◆ Data lines
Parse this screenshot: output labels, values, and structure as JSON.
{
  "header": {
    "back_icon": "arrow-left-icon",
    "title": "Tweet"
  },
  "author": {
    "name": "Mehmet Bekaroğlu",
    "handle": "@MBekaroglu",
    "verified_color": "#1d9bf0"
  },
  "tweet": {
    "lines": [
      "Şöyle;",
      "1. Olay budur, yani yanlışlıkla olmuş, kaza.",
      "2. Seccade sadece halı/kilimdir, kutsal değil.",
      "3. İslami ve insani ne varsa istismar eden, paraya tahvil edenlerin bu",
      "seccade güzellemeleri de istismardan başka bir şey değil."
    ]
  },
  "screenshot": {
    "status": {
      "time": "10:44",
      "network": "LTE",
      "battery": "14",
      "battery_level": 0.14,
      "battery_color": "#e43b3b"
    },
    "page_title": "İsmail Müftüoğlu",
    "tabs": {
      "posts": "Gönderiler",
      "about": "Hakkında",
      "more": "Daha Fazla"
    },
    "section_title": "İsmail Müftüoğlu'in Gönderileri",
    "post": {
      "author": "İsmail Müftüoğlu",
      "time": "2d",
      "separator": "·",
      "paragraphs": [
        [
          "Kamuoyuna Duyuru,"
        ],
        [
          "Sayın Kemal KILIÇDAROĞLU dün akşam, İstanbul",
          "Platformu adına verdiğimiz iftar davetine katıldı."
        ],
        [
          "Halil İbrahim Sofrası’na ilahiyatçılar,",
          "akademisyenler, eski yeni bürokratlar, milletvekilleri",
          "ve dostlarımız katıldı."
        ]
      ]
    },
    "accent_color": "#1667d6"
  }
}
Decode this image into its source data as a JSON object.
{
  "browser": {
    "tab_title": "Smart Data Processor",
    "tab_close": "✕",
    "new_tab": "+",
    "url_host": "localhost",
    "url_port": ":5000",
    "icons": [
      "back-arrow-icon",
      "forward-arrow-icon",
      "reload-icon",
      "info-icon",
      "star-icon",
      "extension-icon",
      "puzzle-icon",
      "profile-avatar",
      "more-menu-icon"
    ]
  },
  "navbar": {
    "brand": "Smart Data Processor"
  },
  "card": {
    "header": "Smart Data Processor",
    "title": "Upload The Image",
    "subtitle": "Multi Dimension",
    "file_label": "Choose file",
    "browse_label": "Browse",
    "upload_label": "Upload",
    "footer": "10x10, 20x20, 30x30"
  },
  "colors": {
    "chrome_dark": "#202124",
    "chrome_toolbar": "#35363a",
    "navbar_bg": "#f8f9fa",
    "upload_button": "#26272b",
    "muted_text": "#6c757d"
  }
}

◆ Written exercise
Scan the listing above and identify each line holding the string "header"; copy every such line.

◆ Reply
  "header": {
    "header": "Smart Data Processor",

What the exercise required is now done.